* **Input**:
········

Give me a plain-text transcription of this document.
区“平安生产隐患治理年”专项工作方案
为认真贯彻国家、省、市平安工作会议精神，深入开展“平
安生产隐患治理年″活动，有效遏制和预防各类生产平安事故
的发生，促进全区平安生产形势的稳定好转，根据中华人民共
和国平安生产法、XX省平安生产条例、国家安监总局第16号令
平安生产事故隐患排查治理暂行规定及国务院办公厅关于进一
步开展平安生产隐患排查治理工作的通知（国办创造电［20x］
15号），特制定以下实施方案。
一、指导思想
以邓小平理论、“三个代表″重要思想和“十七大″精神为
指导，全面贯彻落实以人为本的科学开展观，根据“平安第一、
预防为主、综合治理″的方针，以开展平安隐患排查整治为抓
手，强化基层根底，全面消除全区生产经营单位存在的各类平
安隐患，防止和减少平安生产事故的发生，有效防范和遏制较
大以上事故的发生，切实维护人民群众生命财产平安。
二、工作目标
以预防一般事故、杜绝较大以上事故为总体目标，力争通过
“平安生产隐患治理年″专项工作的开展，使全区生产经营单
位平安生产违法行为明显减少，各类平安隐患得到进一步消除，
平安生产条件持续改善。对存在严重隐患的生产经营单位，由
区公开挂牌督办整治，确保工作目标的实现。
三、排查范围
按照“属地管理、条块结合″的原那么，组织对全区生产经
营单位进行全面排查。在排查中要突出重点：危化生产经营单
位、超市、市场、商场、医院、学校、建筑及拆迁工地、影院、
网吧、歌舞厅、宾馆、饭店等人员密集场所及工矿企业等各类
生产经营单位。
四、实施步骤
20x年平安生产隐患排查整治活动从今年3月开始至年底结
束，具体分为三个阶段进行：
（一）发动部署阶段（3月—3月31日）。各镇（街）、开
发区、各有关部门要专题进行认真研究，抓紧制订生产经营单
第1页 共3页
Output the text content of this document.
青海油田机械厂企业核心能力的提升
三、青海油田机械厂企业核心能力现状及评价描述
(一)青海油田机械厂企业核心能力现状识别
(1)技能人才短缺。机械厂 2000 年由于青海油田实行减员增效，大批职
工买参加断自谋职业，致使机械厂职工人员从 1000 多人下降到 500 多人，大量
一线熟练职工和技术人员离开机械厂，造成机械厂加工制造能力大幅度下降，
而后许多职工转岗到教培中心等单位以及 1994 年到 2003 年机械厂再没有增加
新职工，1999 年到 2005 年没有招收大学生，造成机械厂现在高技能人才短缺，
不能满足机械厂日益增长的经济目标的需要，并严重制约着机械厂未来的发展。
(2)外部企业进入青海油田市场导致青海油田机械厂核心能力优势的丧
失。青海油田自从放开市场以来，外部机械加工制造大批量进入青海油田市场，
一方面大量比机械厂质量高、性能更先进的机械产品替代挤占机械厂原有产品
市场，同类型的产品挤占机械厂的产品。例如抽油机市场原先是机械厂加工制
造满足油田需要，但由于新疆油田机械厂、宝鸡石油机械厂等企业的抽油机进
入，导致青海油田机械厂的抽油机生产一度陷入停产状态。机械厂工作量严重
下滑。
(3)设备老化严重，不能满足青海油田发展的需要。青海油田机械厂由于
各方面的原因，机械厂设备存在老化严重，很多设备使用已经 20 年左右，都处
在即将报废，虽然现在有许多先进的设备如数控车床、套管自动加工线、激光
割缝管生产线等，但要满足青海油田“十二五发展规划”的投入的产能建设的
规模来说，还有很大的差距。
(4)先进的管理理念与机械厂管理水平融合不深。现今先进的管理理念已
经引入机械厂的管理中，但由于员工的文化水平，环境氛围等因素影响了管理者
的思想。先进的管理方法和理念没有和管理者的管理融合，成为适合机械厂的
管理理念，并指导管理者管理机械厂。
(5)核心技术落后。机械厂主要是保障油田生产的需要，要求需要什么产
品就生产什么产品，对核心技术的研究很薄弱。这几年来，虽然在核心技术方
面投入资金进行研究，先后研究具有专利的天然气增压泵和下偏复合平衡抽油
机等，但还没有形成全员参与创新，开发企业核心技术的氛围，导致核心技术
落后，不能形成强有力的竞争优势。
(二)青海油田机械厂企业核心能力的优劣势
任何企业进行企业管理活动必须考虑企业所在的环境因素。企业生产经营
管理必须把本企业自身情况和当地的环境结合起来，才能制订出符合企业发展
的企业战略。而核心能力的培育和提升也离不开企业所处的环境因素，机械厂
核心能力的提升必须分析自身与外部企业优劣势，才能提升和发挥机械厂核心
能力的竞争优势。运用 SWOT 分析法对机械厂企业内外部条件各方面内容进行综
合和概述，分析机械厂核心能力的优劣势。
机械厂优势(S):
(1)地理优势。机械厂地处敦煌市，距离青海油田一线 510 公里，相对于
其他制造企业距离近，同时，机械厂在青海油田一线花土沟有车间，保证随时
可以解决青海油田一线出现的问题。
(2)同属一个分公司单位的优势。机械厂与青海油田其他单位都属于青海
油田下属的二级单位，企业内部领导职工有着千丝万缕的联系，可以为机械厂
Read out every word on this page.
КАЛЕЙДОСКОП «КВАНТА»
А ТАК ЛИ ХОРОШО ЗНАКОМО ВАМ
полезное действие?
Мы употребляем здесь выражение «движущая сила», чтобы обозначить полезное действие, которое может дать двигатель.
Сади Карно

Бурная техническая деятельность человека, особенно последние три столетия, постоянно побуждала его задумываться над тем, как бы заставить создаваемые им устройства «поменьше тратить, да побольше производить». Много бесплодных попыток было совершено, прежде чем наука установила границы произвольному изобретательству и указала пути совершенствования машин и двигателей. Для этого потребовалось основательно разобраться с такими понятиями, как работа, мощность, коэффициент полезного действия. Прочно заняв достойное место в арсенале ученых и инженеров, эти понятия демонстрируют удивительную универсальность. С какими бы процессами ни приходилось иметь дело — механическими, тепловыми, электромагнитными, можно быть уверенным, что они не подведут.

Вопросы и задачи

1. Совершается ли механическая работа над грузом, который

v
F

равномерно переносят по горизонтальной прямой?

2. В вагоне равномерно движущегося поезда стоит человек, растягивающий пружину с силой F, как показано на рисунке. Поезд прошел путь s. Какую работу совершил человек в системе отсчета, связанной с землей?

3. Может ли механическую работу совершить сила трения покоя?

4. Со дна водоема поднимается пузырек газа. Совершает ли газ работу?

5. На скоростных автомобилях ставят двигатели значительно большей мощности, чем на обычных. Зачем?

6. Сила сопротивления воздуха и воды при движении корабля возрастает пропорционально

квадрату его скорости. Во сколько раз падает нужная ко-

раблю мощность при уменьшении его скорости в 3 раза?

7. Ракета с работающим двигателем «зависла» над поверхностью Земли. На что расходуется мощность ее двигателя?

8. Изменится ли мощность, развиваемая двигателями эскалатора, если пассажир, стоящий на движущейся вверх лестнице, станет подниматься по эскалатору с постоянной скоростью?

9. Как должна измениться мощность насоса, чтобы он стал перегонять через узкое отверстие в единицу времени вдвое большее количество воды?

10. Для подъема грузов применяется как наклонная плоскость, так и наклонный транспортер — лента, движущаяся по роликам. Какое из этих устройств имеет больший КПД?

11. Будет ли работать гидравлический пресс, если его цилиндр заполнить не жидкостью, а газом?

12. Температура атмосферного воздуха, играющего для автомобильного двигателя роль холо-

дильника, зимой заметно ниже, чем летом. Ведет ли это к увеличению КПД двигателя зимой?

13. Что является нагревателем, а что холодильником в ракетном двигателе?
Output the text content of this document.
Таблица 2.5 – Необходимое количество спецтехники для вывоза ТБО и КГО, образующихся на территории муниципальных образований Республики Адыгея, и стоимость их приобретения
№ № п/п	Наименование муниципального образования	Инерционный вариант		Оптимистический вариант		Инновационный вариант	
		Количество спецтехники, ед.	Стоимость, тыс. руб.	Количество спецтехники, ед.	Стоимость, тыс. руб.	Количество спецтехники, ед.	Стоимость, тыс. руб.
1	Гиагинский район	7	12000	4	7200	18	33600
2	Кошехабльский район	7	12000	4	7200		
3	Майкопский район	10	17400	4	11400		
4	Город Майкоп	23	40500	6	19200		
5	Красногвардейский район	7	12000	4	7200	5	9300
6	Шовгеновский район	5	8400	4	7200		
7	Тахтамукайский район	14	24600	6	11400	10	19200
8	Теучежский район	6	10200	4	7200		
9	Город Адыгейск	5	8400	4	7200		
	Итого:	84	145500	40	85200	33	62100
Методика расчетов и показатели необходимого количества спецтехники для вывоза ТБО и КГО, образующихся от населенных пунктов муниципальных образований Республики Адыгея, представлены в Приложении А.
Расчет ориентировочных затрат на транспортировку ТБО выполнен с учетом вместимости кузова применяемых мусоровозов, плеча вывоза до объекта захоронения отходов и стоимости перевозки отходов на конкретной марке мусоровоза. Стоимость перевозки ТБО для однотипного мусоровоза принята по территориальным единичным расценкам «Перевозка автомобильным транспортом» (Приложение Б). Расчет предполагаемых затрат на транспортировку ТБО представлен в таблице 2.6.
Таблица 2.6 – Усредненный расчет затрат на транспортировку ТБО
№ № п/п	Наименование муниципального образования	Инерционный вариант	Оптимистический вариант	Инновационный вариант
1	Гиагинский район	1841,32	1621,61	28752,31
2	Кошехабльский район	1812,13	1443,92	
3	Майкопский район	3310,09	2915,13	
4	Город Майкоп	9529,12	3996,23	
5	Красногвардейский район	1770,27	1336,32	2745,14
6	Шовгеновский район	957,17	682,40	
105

········

* **Challenge**: Your answer should be one number: the count of lines in the data above that include the word "полезное".

* **Finished answer**: 2